Reproduce the data that follows in its entirety, character for character.

================================

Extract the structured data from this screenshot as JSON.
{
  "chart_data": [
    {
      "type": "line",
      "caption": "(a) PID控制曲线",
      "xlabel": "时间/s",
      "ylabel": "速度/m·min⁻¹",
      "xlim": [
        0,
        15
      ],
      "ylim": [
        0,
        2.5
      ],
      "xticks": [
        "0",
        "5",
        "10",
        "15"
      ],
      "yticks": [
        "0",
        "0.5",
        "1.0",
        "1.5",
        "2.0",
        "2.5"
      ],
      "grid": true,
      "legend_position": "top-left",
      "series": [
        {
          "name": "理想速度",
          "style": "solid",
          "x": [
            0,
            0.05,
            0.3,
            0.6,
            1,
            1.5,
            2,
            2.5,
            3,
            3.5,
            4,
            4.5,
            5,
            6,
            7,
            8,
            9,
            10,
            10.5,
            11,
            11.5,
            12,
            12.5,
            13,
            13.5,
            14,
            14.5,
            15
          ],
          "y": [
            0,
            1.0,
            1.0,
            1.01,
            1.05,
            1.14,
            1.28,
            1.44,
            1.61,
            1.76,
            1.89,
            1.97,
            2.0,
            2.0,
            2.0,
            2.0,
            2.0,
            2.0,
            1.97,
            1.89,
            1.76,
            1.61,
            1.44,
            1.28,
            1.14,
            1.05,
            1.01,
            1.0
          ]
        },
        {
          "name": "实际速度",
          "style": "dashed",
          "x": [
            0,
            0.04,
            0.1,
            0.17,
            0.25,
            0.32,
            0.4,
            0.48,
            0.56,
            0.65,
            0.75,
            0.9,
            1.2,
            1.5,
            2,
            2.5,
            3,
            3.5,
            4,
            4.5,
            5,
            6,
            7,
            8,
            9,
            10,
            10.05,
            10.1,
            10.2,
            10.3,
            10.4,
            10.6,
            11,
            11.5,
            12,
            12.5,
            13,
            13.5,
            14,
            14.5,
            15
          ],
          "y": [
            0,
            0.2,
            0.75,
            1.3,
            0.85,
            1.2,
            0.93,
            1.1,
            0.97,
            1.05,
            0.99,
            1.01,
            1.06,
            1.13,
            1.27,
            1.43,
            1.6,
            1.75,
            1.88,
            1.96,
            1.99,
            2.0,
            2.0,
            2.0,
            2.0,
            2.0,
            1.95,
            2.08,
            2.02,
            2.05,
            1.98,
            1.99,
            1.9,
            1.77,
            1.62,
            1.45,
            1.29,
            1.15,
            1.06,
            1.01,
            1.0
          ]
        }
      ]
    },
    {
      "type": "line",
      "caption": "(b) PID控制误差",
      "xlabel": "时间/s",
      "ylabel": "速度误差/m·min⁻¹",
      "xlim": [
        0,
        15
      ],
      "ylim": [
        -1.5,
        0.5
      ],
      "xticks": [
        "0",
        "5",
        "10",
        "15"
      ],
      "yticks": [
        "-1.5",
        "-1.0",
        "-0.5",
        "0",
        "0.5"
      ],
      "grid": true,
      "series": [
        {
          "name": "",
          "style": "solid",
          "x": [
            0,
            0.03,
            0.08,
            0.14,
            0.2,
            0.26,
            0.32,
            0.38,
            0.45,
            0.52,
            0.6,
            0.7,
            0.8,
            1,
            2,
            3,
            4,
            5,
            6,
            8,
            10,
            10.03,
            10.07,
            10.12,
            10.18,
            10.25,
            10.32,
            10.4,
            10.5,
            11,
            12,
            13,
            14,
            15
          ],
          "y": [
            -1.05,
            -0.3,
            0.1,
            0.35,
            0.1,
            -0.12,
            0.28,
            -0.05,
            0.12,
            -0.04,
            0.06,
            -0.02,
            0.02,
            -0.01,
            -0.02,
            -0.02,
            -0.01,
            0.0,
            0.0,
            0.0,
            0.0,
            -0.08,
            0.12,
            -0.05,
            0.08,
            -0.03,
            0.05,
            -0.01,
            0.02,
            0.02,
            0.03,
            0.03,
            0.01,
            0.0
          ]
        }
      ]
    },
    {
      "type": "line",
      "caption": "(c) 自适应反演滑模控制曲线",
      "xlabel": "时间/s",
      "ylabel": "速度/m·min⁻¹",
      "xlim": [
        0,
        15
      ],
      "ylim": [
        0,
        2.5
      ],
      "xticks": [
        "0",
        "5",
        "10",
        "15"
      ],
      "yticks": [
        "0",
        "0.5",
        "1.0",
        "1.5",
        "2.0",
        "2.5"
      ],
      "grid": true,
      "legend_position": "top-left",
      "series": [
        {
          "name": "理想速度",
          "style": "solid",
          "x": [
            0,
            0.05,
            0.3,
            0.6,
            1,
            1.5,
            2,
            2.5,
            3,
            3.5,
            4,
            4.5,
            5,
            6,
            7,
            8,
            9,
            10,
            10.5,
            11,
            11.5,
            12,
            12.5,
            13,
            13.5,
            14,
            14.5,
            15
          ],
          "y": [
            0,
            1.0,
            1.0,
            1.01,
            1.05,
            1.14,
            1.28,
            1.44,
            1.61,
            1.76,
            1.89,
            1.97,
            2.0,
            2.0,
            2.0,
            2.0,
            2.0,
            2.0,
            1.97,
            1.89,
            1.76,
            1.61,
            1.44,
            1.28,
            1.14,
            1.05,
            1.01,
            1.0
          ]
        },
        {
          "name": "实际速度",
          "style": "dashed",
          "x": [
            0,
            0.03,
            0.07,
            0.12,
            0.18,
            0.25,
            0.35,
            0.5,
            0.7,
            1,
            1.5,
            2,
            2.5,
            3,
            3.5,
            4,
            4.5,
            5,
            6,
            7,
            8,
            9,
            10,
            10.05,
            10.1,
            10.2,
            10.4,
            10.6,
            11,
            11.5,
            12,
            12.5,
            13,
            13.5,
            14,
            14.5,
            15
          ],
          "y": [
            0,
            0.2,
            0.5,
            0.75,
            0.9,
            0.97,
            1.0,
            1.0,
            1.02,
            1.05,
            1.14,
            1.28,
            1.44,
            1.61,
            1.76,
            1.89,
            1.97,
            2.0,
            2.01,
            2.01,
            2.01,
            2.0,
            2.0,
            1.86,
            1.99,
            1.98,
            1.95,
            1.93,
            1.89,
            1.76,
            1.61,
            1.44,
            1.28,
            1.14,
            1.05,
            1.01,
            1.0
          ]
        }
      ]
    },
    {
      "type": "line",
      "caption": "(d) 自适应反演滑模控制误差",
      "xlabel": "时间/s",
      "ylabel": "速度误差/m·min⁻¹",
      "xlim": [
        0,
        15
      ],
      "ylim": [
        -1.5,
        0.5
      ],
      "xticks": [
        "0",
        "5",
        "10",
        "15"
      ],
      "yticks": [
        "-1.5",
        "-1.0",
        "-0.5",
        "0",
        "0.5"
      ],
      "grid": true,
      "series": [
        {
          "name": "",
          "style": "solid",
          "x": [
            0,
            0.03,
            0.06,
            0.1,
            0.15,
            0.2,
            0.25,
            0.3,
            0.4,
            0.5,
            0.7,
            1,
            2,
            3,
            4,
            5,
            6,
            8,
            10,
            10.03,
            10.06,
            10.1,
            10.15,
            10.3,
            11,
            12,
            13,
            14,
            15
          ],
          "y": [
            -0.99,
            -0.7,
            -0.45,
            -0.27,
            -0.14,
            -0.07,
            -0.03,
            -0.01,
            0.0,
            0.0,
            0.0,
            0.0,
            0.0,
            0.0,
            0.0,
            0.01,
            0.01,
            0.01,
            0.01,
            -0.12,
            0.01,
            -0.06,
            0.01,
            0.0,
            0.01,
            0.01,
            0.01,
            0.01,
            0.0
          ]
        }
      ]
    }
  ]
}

================================

[THE SOLUTION]:
Extract the structured data from this screenshot as JSON.
{
  "chart_data": [
    {
      "type": "line",
      "caption": "(a) PID控制曲线",
      "xlabel": "时间/s",
      "ylabel": "速度/m·min⁻¹",
      "xlim": [
        0,
        15
      ],
      "ylim": [
        0,
        2.5
      ],
      "xticks": [
        "0",
        "5",
        "10",
        "15"
      ],
      "yticks": [
        "0",
        "0.5",
        "1.0",
        "1.5",
        "2.0",
        "2.5"
      ],
      "grid": true,
      "legend_position": "top-left",
      "series": [
        {
          "name": "理想速度",
          "style": "solid",
          "x": [
            0,
            0.05,
            0.3,
            0.6,
            1,
            1.5,
            2,
            2.5,
            3,
            3.5,
            4,
            4.5,
            5,
            6,
            7,
            8,
            9,
            10,
            10.5,
            11,
            11.5,
            12,
            12.5,
            13,
            13.5,
            14,
            14.5,
            15
          ],
          "y": [
            0,
            1.0,
            1.0,
            1.01,
            1.05,
            1.14,
            1.28,
            1.44,
            1.61,
            1.76,
            1.89,
            1.97,
            2.0,
            2.0,
            2.0,
            2.0,
            2.0,
            2.0,
            1.97,
            1.89,
            1.76,
            1.61,
            1.44,
            1.28,
            1.14,
            1.05,
            1.01,
            1.0
          ]
        },
        {
          "name": "实际速度",
          "style": "dashed",
          "x": [
            0,
            0.04,
            0.1,
            0.17,
            0.25,
            0.32,
            0.4,
            0.48,
            0.56,
            0.65,
            0.75,
            0.9,
            1.2,
            1.5,
            2,
            2.5,
            3,
            3.5,
            4,
            4.5,
            5,
            6,
            7,
            8,
            9,
            10,
            10.05,
            10.1,
            10.2,
            10.3,
            10.4,
            10.6,
            11,
            11.5,
            12,
            12.5,
            13,
            13.5,
            14,
            14.5,
            15
          ],
          "y": [
            0,
            0.2,
            0.75,
            1.3,
            0.85,
            1.2,
            0.93,
            1.1,
            0.97,
            1.05,
            0.99,
            1.01,
            1.06,
            1.13,
            1.27,
            1.43,
            1.6,
            1.75,
            1.88,
            1.96,
            1.99,
            2.0,
            2.0,
            2.0,
            2.0,
            2.0,
            1.95,
            2.08,
            2.02,
            2.05,
            1.98,
            1.99,
            1.9,
            1.77,
            1.62,
            1.45,
            1.29,
            1.15,
            1.06,
            1.01,
            1.0
          ]
        }
      ]
    },
    {
      "type": "line",
      "caption": "(b) PID控制误差",
      "xlabel": "时间/s",
      "ylabel": "速度误差/m·min⁻¹",
      "xlim": [
        0,
        15
      ],
      "ylim": [
        -1.5,
        0.5
      ],
      "xticks": [
        "0",
        "5",
        "10",
        "15"
      ],
      "yticks": [
        "-1.5",
        "-1.0",
        "-0.5",
        "0",
        "0.5"
      ],
      "grid": true,
      "series": [
        {
          "name": "",
          "style": "solid",
          "x": [
            0,
            0.03,
            0.08,
            0.14,
            0.2,
            0.26,
            0.32,
            0.38,
            0.45,
            0.52,
            0.6,
            0.7,
            0.8,
            1,
            2,
            3,
            4,
            5,
            6,
            8,
            10,
            10.03,
            10.07,
            10.12,
            10.18,
            10.25,
            10.32,
            10.4,
            10.5,
            11,
            12,
            13,
            14,
            15
          ],
          "y": [
            -1.05,
            -0.3,
            0.1,
            0.35,
            0.1,
            -0.12,
            0.28,
            -0.05,
            0.12,
            -0.04,
            0.06,
            -0.02,
            0.02,
            -0.01,
            -0.02,
            -0.02,
            -0.01,
            0.0,
            0.0,
            0.0,
            0.0,
            -0.08,
            0.12,
            -0.05,
            0.08,
            -0.03,
            0.05,
            -0.01,
            0.02,
            0.02,
            0.03,
            0.03,
            0.01,
            0.0
          ]
        }
      ]
    },
    {
      "type": "line",
      "caption": "(c) 自适应反演滑模控制曲线",
      "xlabel": "时间/s",
      "ylabel": "速度/m·min⁻¹",
      "xlim": [
        0,
        15
      ],
      "ylim": [
        0,
        2.5
      ],
      "xticks": [
        "0",
        "5",
        "10",
        "15"
      ],
      "yticks": [
        "0",
        "0.5",
        "1.0",
        "1.5",
        "2.0",
        "2.5"
      ],
      "grid": true,
      "legend_position": "top-left",
      "series": [
        {
          "name": "理想速度",
          "style": "solid",
          "x": [
            0,
            0.05,
            0.3,
            0.6,
            1,
            1.5,
            2,
            2.5,
            3,
            3.5,
            4,
            4.5,
            5,
            6,
            7,
            8,
            9,
            10,
            10.5,
            11,
            11.5,
            12,
            12.5,
            13,
            13.5,
            14,
            14.5,
            15
          ],
          "y": [
            0,
            1.0,
            1.0,
            1.01,
            1.05,
            1.14,
            1.28,
            1.44,
            1.61,
            1.76,
            1.89,
            1.97,
            2.0,
            2.0,
            2.0,
            2.0,
            2.0,
            2.0,
            1.97,
            1.89,
            1.76,
            1.61,
            1.44,
            1.28,
            1.14,
            1.05,
            1.01,
            1.0
          ]
        },
        {
          "name": "实际速度",
          "style": "dashed",
          "x": [
            0,
            0.03,
            0.07,
            0.12,
            0.18,
            0.25,
            0.35,
            0.5,
            0.7,
            1,
            1.5,
            2,
            2.5,
            3,
            3.5,
            4,
            4.5,
            5,
            6,
            7,
            8,
            9,
            10,
            10.05,
            10.1,
            10.2,
            10.4,
            10.6,
            11,
            11.5,
            12,
            12.5,
            13,
            13.5,
            14,
            14.5,
            15
          ],
          "y": [
            0,
            0.2,
            0.5,
            0.75,
            0.9,
            0.97,
            1.0,
            1.0,
            1.02,
            1.05,
            1.14,
            1.28,
            1.44,
            1.61,
            1.76,
            1.89,
            1.97,
            2.0,
            2.01,
            2.01,
            2.01,
            2.0,
            2.0,
            1.86,
            1.99,
            1.98,
            1.95,
            1.93,
            1.89,
            1.76,
            1.61,
            1.44,
            1.28,
            1.14,
            1.05,
            1.01,
            1.0
          ]
        }
      ]
    },
    {
      "type": "line",
      "caption": "(d) 自适应反演滑模控制误差",
      "xlabel": "时间/s",
      "ylabel": "速度误差/m·min⁻¹",
      "xlim": [
        0,
        15
      ],
      "ylim": [
        -1.5,
        0.5
      ],
      "xticks": [
        "0",
        "5",
        "10",
        "15"
      ],
      "yticks": [
        "-1.5",
        "-1.0",
        "-0.5",
        "0",
        "0.5"
      ],
      "grid": true,
      "series": [
        {
          "name": "",
          "style": "solid",
          "x": [
            0,
            0.03,
            0.06,
            0.1,
            0.15,
            0.2,
            0.25,
            0.3,
            0.4,
            0.5,
            0.7,
            1,
            2,
            3,
            4,
            5,
            6,
            8,
            10,
            10.03,
            10.06,
            10.1,
            10.15,
            10.3,
            11,
            12,
            13,
            14,
            15
          ],
          "y": [
            -0.99,
            -0.7,
            -0.45,
            -0.27,
            -0.14,
            -0.07,
            -0.03,
            -0.01,
            0.0,
            0.0,
            0.0,
            0.0,
            0.0,
            0.0,
            0.0,
            0.01,
            0.01,
            0.01,
            0.01,
            -0.12,
            0.01,
            -0.06,
            0.01,
            0.0,
            0.01,
            0.01,
            0.01,
            0.01,
            0.0
          ]
        }
      ]
    }
  ]
}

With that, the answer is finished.